▶ **Work required**
All lines in the data bearing the string "both" should be identified and copied.

Collected data:
-.-.-

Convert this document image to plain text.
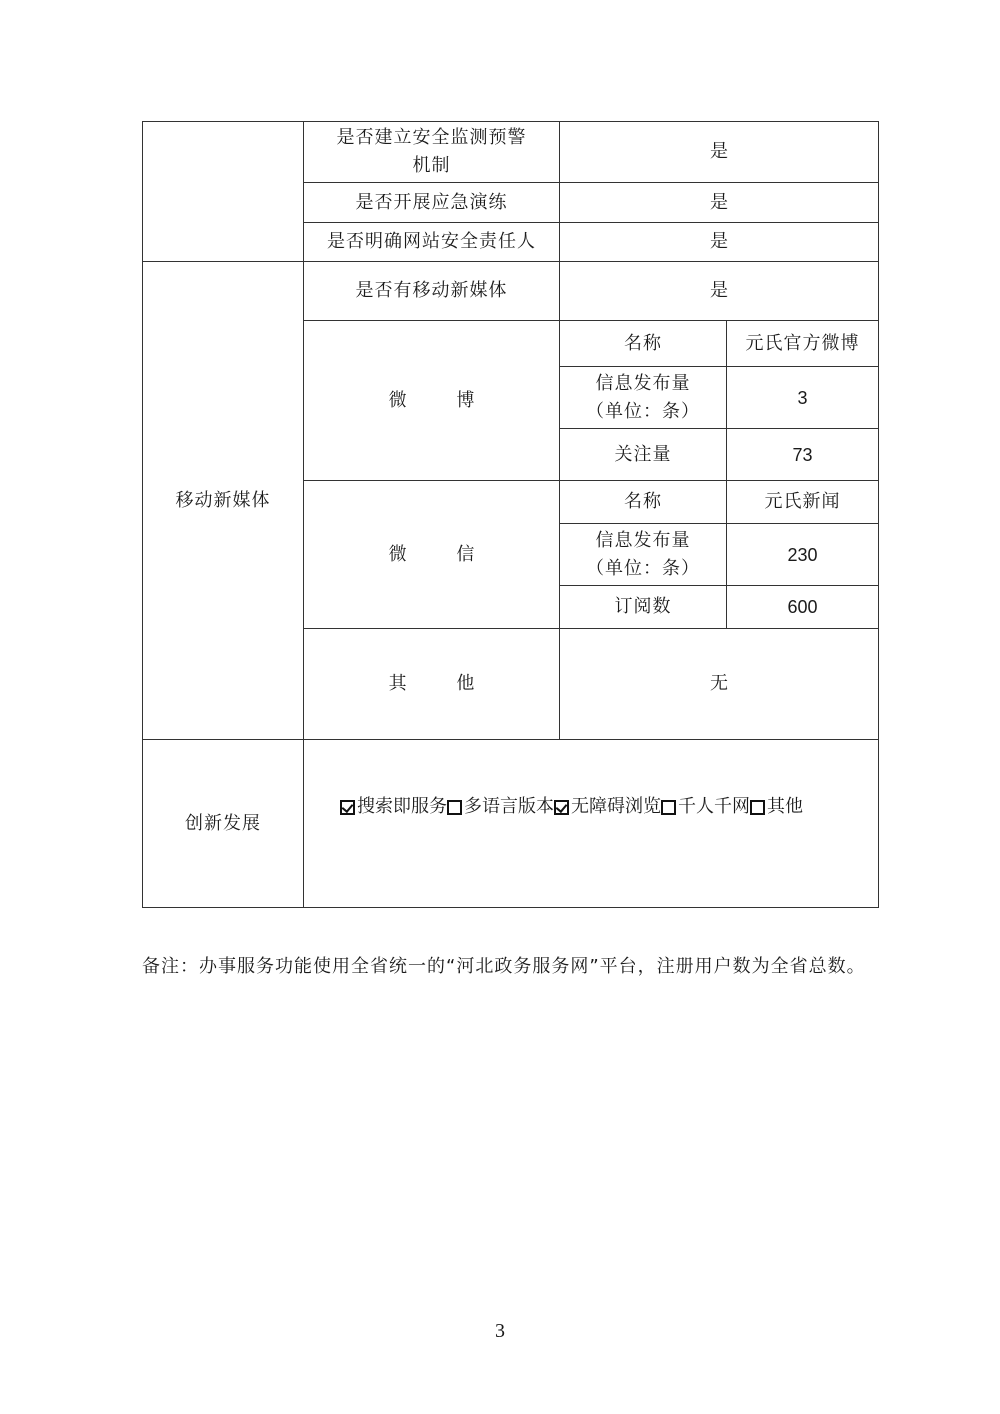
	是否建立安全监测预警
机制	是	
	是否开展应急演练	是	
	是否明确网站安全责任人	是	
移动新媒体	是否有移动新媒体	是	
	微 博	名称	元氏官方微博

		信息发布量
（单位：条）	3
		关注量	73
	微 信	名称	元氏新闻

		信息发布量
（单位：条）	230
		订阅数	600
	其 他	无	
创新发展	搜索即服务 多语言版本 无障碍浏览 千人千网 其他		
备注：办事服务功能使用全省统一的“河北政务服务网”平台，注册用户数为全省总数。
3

-.-.-

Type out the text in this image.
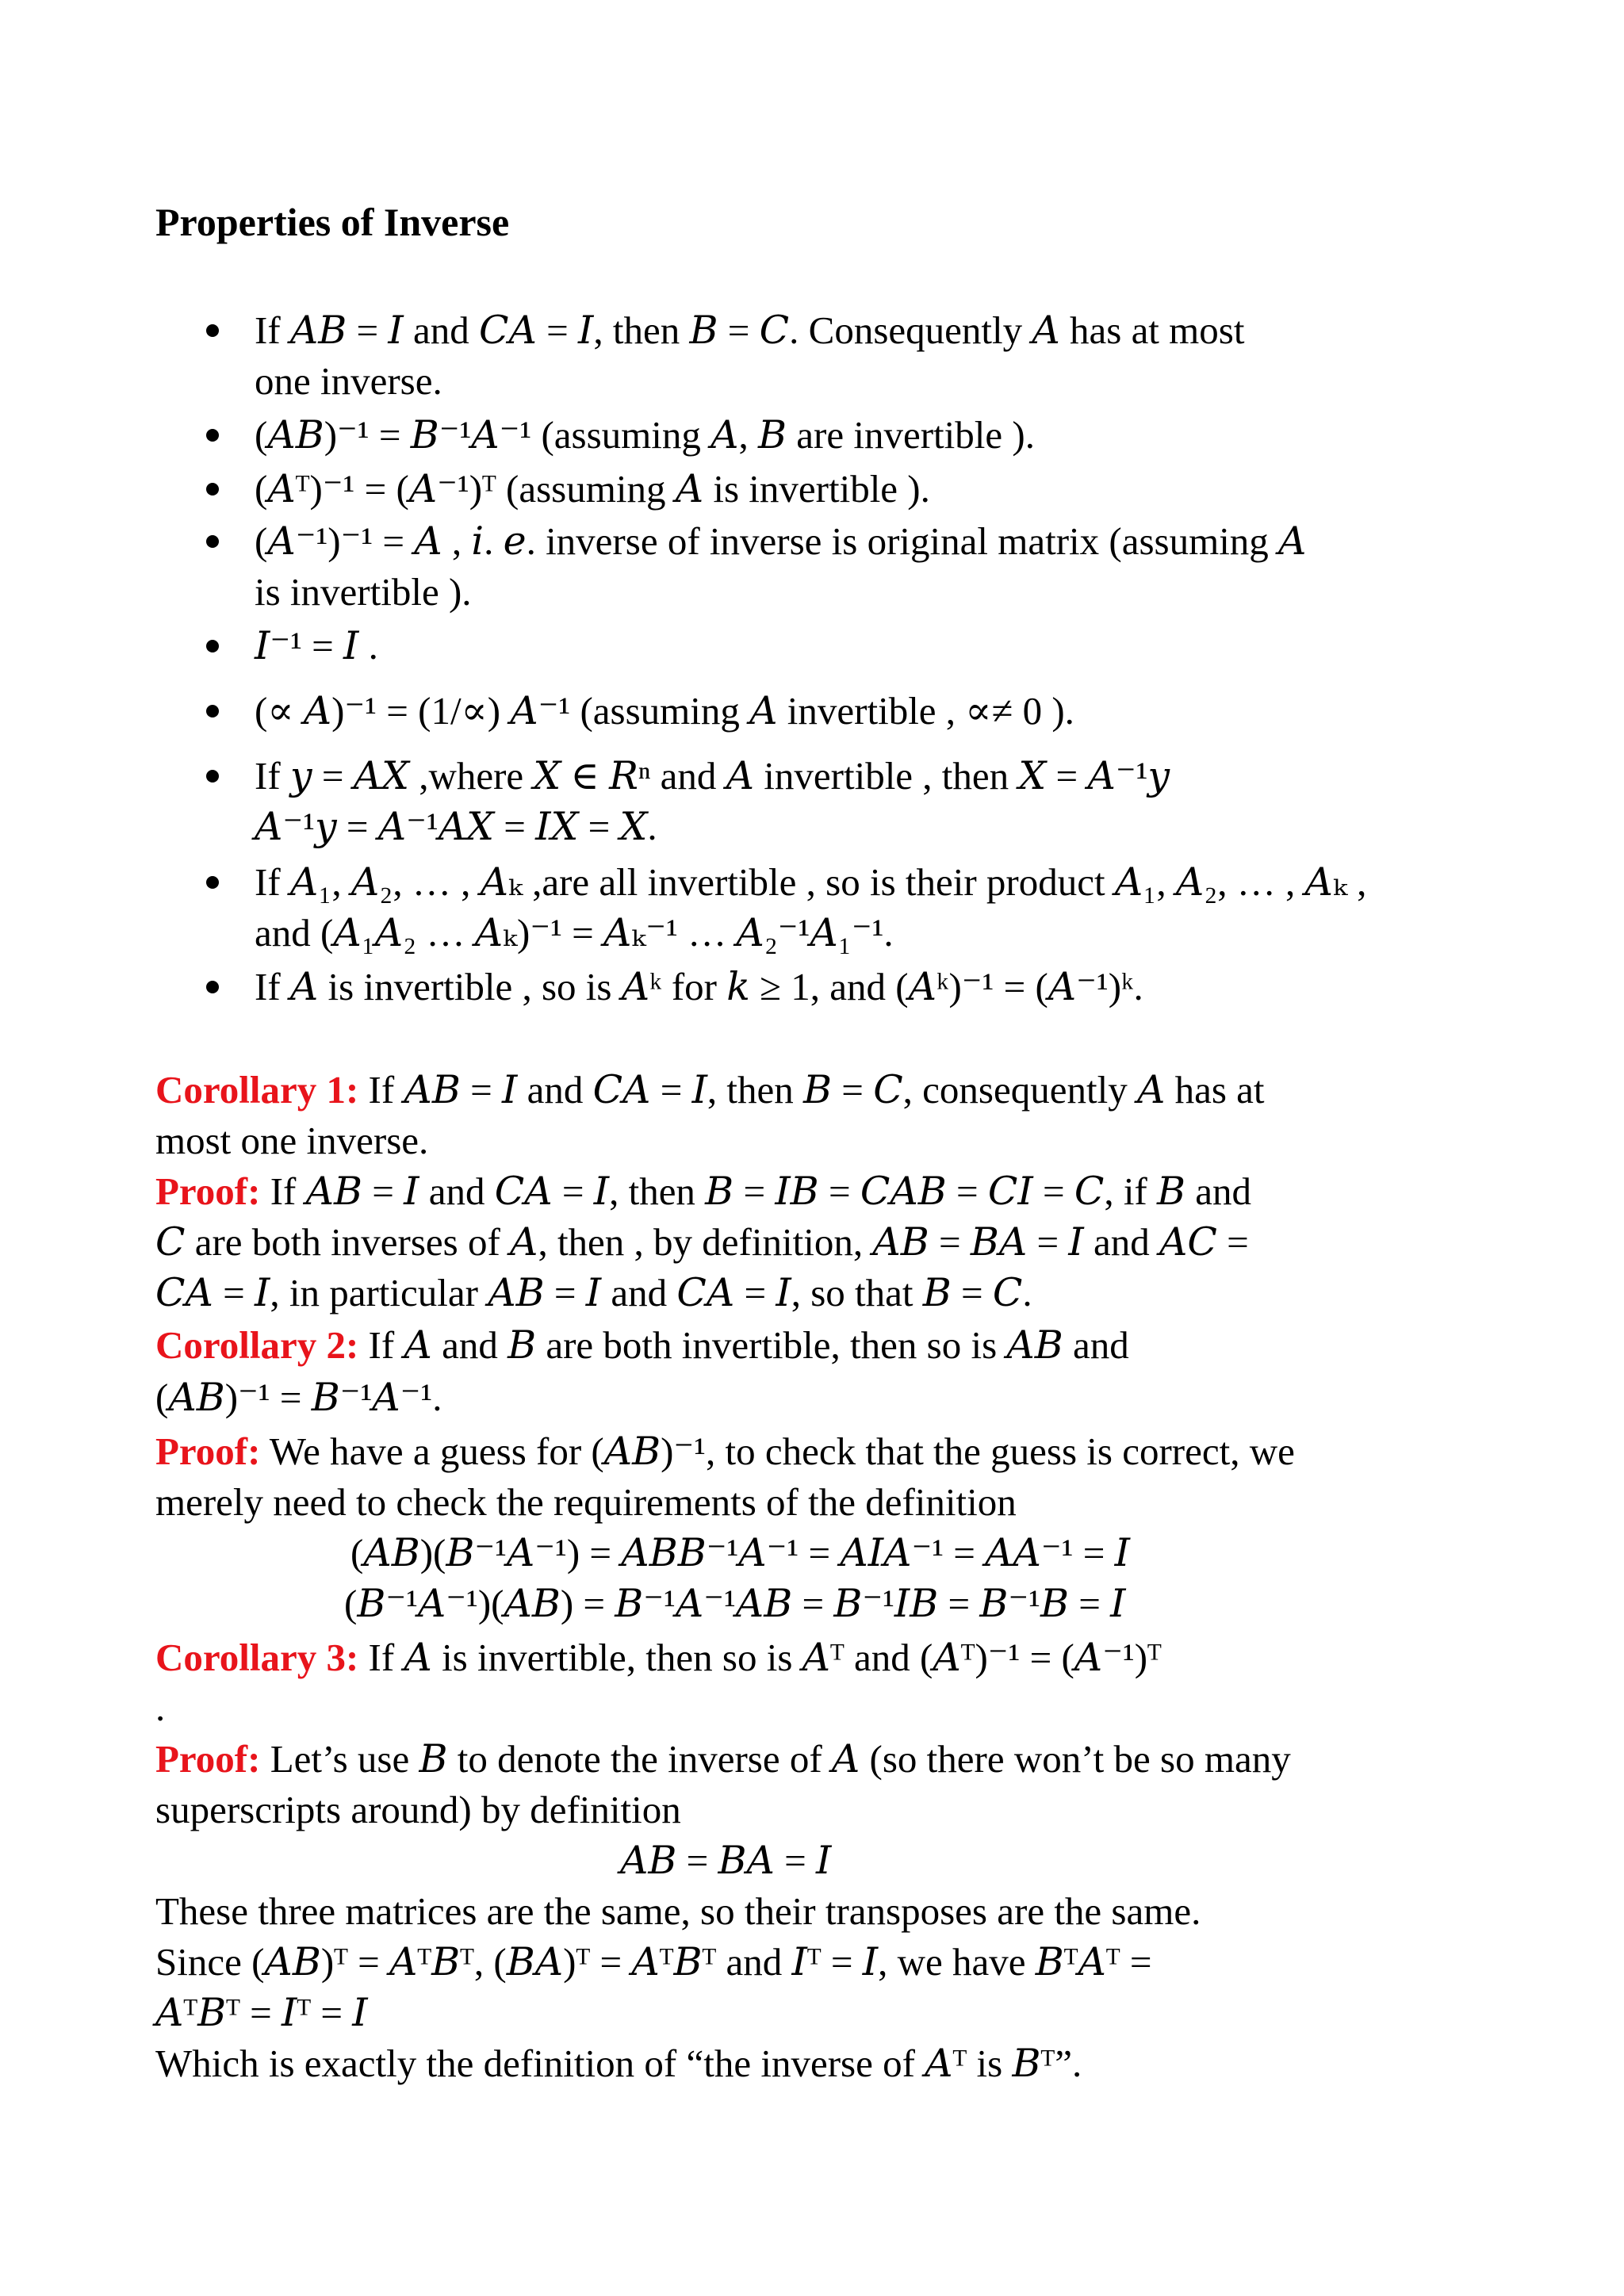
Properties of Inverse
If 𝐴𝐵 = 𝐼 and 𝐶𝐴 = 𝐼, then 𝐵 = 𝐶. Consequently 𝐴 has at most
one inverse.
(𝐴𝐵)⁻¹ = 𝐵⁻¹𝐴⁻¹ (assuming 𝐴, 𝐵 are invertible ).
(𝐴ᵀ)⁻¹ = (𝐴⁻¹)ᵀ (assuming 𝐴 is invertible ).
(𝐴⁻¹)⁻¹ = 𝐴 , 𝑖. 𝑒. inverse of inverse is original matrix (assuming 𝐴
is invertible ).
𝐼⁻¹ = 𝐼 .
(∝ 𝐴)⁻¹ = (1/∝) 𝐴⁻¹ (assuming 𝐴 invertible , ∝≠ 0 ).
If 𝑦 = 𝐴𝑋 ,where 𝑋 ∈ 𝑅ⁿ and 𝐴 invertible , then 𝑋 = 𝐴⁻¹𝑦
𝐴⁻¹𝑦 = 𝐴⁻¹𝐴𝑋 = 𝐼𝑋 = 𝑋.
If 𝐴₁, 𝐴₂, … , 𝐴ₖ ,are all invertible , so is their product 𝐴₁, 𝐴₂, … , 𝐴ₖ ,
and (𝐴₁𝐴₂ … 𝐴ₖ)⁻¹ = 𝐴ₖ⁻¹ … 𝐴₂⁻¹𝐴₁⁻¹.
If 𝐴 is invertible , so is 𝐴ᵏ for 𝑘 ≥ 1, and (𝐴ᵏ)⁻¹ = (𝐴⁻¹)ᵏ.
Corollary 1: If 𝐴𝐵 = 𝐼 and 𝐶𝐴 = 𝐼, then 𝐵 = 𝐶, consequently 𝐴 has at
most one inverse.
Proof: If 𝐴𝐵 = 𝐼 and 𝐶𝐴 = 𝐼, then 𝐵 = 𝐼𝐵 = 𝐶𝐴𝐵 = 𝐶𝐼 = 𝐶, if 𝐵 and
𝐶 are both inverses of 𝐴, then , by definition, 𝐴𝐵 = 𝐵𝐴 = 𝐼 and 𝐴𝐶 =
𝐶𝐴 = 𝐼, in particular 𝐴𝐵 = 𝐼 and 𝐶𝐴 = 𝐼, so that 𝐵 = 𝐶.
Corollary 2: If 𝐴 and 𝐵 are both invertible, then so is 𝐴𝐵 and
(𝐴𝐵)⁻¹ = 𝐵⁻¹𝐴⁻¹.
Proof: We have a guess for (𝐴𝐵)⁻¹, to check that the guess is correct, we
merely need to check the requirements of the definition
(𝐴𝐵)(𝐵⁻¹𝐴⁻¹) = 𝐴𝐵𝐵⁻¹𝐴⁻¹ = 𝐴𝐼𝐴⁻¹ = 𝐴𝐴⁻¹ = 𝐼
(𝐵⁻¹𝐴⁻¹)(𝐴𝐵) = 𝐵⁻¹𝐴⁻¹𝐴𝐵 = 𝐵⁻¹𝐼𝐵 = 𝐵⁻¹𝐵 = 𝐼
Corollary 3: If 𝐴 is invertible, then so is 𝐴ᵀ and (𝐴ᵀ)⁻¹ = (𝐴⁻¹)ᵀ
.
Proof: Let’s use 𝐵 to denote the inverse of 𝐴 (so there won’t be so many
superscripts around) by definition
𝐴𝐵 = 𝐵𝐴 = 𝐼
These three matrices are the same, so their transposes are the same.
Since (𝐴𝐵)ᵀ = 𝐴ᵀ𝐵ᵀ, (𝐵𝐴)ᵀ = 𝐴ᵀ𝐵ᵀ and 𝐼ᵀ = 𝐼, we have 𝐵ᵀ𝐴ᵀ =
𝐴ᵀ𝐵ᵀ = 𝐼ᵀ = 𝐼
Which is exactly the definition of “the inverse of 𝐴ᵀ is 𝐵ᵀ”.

-.-.-

▶ **Exercise solution**
𝐶 are both inverses of 𝐴, then , by definition, 𝐴𝐵 = 𝐵𝐴 = 𝐼 and 𝐴𝐶 =
Corollary 2: If 𝐴 and 𝐵 are both invertible, then so is 𝐴𝐵 and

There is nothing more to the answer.